--- Aim of the task ---
Pictures do not belong in the copy; quote every entry below exactly.

--- Data extract ---

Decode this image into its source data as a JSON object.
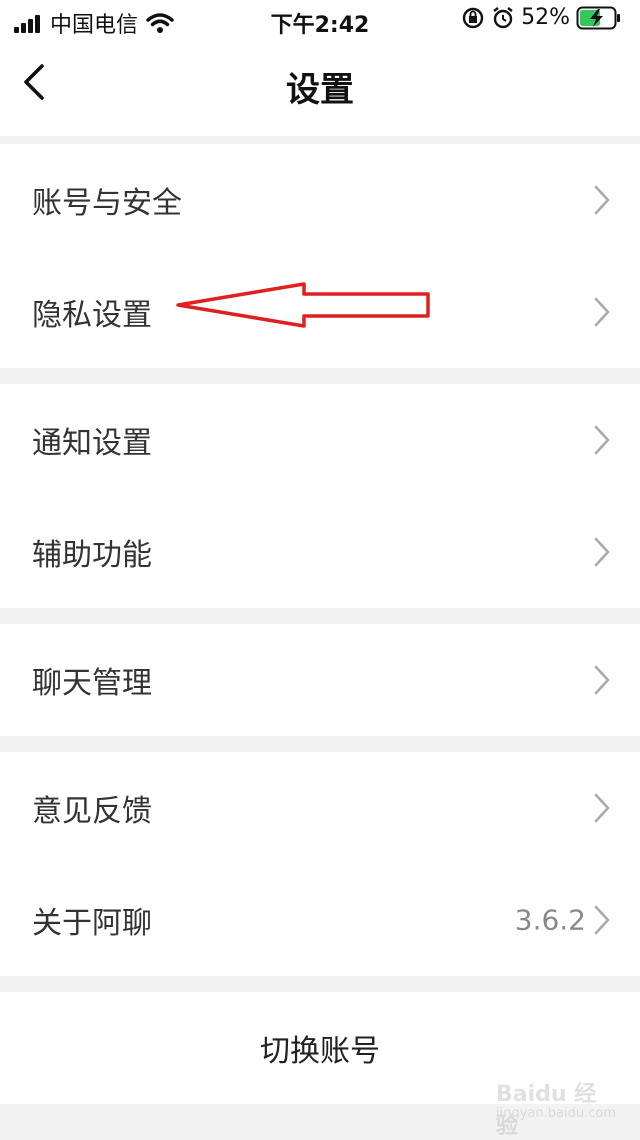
{
  "status_bar": {
    "carrier": "中国电信",
    "time": "下午2:42",
    "battery": "52%"
  },
  "nav": {
    "title": "设置",
    "back_icon": "chevron-left-icon"
  },
  "sections": [
    {
      "items": [
        {
          "label": "账号与安全"
        },
        {
          "label": "隐私设置"
        }
      ]
    },
    {
      "items": [
        {
          "label": "通知设置"
        },
        {
          "label": "辅助功能"
        }
      ]
    },
    {
      "items": [
        {
          "label": "聊天管理"
        }
      ]
    },
    {
      "items": [
        {
          "label": "意见反馈"
        },
        {
          "label": "关于阿聊",
          "value": "3.6.2"
        }
      ]
    }
  ],
  "switch_account": {
    "label": "切换账号"
  },
  "annotation": {
    "color": "#e02020",
    "icon": "arrow-left-icon"
  },
  "watermark": {
    "text": "Baidu 经验",
    "subtext": "jingyan.baidu.com"
  }
}
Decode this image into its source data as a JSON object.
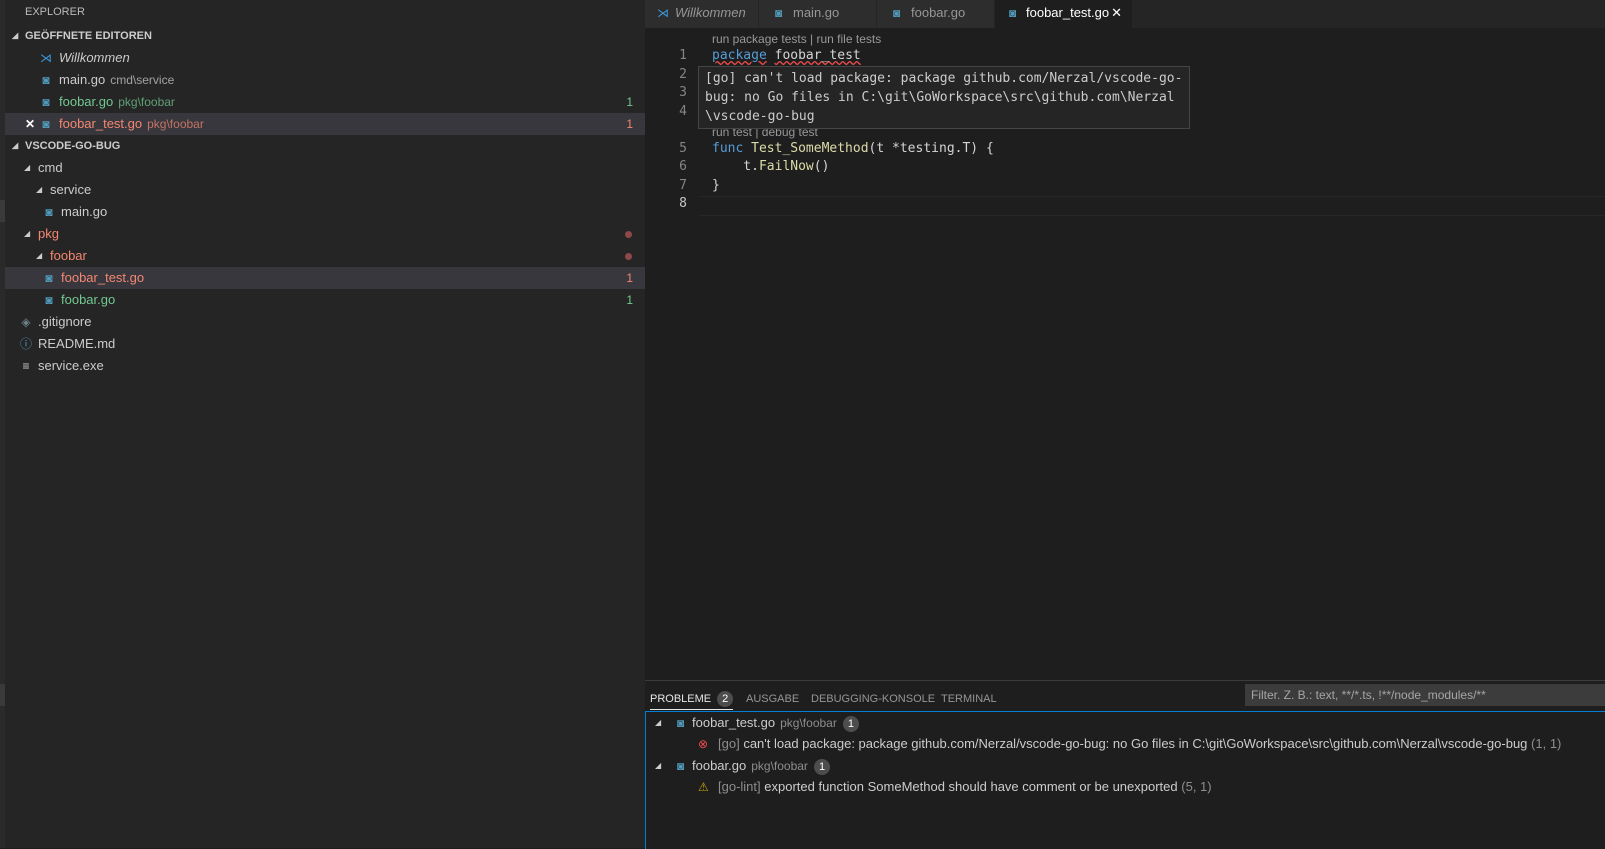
{
  "sidebar": {
    "title": "EXPLORER",
    "open_editors": {
      "header": "GEÖFFNETE EDITOREN",
      "items": [
        {
          "label": "Willkommen",
          "desc": "",
          "badge": ""
        },
        {
          "label": "main.go",
          "desc": "cmd\\service",
          "badge": ""
        },
        {
          "label": "foobar.go",
          "desc": "pkg\\foobar",
          "badge": "1"
        },
        {
          "label": "foobar_test.go",
          "desc": "pkg\\foobar",
          "badge": "1"
        }
      ]
    },
    "workspace": {
      "header": "VSCODE-GO-BUG",
      "items": [
        {
          "label": "cmd",
          "badge": ""
        },
        {
          "label": "service",
          "badge": ""
        },
        {
          "label": "main.go",
          "badge": ""
        },
        {
          "label": "pkg",
          "badge": ""
        },
        {
          "label": "foobar",
          "badge": ""
        },
        {
          "label": "foobar_test.go",
          "badge": "1"
        },
        {
          "label": "foobar.go",
          "badge": "1"
        },
        {
          "label": ".gitignore",
          "badge": ""
        },
        {
          "label": "README.md",
          "badge": ""
        },
        {
          "label": "service.exe",
          "badge": ""
        }
      ]
    }
  },
  "tabs": [
    {
      "label": "Willkommen"
    },
    {
      "label": "main.go"
    },
    {
      "label": "foobar.go"
    },
    {
      "label": "foobar_test.go"
    }
  ],
  "editor": {
    "codelens_top": "run package tests | run file tests",
    "codelens_func": "run test | debug test",
    "line_numbers": [
      "1",
      "2",
      "3",
      "4",
      "5",
      "6",
      "7",
      "8"
    ],
    "code": {
      "l1_kw": "package",
      "l1_name": "foobar_test",
      "l5_kw": "func",
      "l5_fn": "Test_SomeMethod",
      "l5_rest": "(t *testing.T) {",
      "l6_pre": "    t.",
      "l6_fn": "FailNow",
      "l6_rest": "()",
      "l7": "}"
    },
    "hover": "[go] can't load package: package github.com/Nerzal/vscode-go-bug: no Go files in C:\\git\\GoWorkspace\\src\\github.com\\Nerzal\\vscode-go-bug"
  },
  "panel": {
    "tabs": [
      {
        "label": "PROBLEME",
        "count": "2"
      },
      {
        "label": "AUSGABE"
      },
      {
        "label": "DEBUGGING-KONSOLE"
      },
      {
        "label": "TERMINAL"
      }
    ],
    "filter_placeholder": "Filter. Z. B.: text, **/*.ts, !**/node_modules/**",
    "problems": [
      {
        "file": "foobar_test.go",
        "path": "pkg\\foobar",
        "count": "1",
        "source": "[go]",
        "message": "can't load package: package github.com/Nerzal/vscode-go-bug: no Go files in C:\\git\\GoWorkspace\\src\\github.com\\Nerzal\\vscode-go-bug",
        "position": "(1, 1)",
        "severity": "error"
      },
      {
        "file": "foobar.go",
        "path": "pkg\\foobar",
        "count": "1",
        "source": "[go-lint]",
        "message": "exported function SomeMethod should have comment or be unexported",
        "position": "(5, 1)",
        "severity": "warning"
      }
    ]
  },
  "icons": {
    "go_file": "gopher-icon",
    "vscode": "vscode-logo-icon",
    "close": "close-icon",
    "twistie": "triangle-expanded-icon",
    "error": "error-icon",
    "warning": "warning-icon",
    "info": "info-icon",
    "git": "git-icon",
    "file": "file-lines-icon"
  },
  "colors": {
    "accent": "#007fd4",
    "added_green": "#73c991",
    "error_red": "#f48771"
  }
}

--- Final answer ---
Decode this image into its source data as a JSON object.
{
  "status_bar": {
    "carrier": "中国电信",
    "time": "下午2:42",
    "battery": "52%"
  },
  "nav": {
    "title": "设置",
    "back_icon": "chevron-left-icon"
  },
  "sections": [
    {
      "items": [
        {
          "label": "账号与安全"
        },
        {
          "label": "隐私设置"
        }
      ]
    },
    {
      "items": [
        {
          "label": "通知设置"
        },
        {
          "label": "辅助功能"
        }
      ]
    },
    {
      "items": [
        {
          "label": "聊天管理"
        }
      ]
    },
    {
      "items": [
        {
          "label": "意见反馈"
        },
        {
          "label": "关于阿聊",
          "value": "3.6.2"
        }
      ]
    }
  ],
  "switch_account": {
    "label": "切换账号"
  },
  "annotation": {
    "color": "#e02020",
    "icon": "arrow-left-icon"
  },
  "watermark": {
    "text": "Baidu 经验",
    "subtext": "jingyan.baidu.com"
  }
}
Decode this image into its source data as a JSON object.
{
  "sidebar": {
    "title": "EXPLORER",
    "open_editors": {
      "header": "GEÖFFNETE EDITOREN",
      "items": [
        {
          "label": "Willkommen",
          "desc": "",
          "badge": ""
        },
        {
          "label": "main.go",
          "desc": "cmd\\service",
          "badge": ""
        },
        {
          "label": "foobar.go",
          "desc": "pkg\\foobar",
          "badge": "1"
        },
        {
          "label": "foobar_test.go",
          "desc": "pkg\\foobar",
          "badge": "1"
        }
      ]
    },
    "workspace": {
      "header": "VSCODE-GO-BUG",
      "items": [
        {
          "label": "cmd",
          "badge": ""
        },
        {
          "label": "service",
          "badge": ""
        },
        {
          "label": "main.go",
          "badge": ""
        },
        {
          "label": "pkg",
          "badge": ""
        },
        {
          "label": "foobar",
          "badge": ""
        },
        {
          "label": "foobar_test.go",
          "badge": "1"
        },
        {
          "label": "foobar.go",
          "badge": "1"
        },
        {
          "label": ".gitignore",
          "badge": ""
        },
        {
          "label": "README.md",
          "badge": ""
        },
        {
          "label": "service.exe",
          "badge": ""
        }
      ]
    }
  },
  "tabs": [
    {
      "label": "Willkommen"
    },
    {
      "label": "main.go"
    },
    {
      "label": "foobar.go"
    },
    {
      "label": "foobar_test.go"
    }
  ],
  "editor": {
    "codelens_top": "run package tests | run file tests",
    "codelens_func": "run test | debug test",
    "line_numbers": [
      "1",
      "2",
      "3",
      "4",
      "5",
      "6",
      "7",
      "8"
    ],
    "code": {
      "l1_kw": "package",
      "l1_name": "foobar_test",
      "l5_kw": "func",
      "l5_fn": "Test_SomeMethod",
      "l5_rest": "(t *testing.T) {",
      "l6_pre": "    t.",
      "l6_fn": "FailNow",
      "l6_rest": "()",
      "l7": "}"
    },
    "hover": "[go] can't load package: package github.com/Nerzal/vscode-go-bug: no Go files in C:\\git\\GoWorkspace\\src\\github.com\\Nerzal\\vscode-go-bug"
  },
  "panel": {
    "tabs": [
      {
        "label": "PROBLEME",
        "count": "2"
      },
      {
        "label": "AUSGABE"
      },
      {
        "label": "DEBUGGING-KONSOLE"
      },
      {
        "label": "TERMINAL"
      }
    ],
    "filter_placeholder": "Filter. Z. B.: text, **/*.ts, !**/node_modules/**",
    "problems": [
      {
        "file": "foobar_test.go",
        "path": "pkg\\foobar",
        "count": "1",
        "source": "[go]",
        "message": "can't load package: package github.com/Nerzal/vscode-go-bug: no Go files in C:\\git\\GoWorkspace\\src\\github.com\\Nerzal\\vscode-go-bug",
        "position": "(1, 1)",
        "severity": "error"
      },
      {
        "file": "foobar.go",
        "path": "pkg\\foobar",
        "count": "1",
        "source": "[go-lint]",
        "message": "exported function SomeMethod should have comment or be unexported",
        "position": "(5, 1)",
        "severity": "warning"
      }
    ]
  },
  "icons": {
    "go_file": "gopher-icon",
    "vscode": "vscode-logo-icon",
    "close": "close-icon",
    "twistie": "triangle-expanded-icon",
    "error": "error-icon",
    "warning": "warning-icon",
    "info": "info-icon",
    "git": "git-icon",
    "file": "file-lines-icon"
  },
  "colors": {
    "accent": "#007fd4",
    "added_green": "#73c991",
    "error_red": "#f48771"
  }
}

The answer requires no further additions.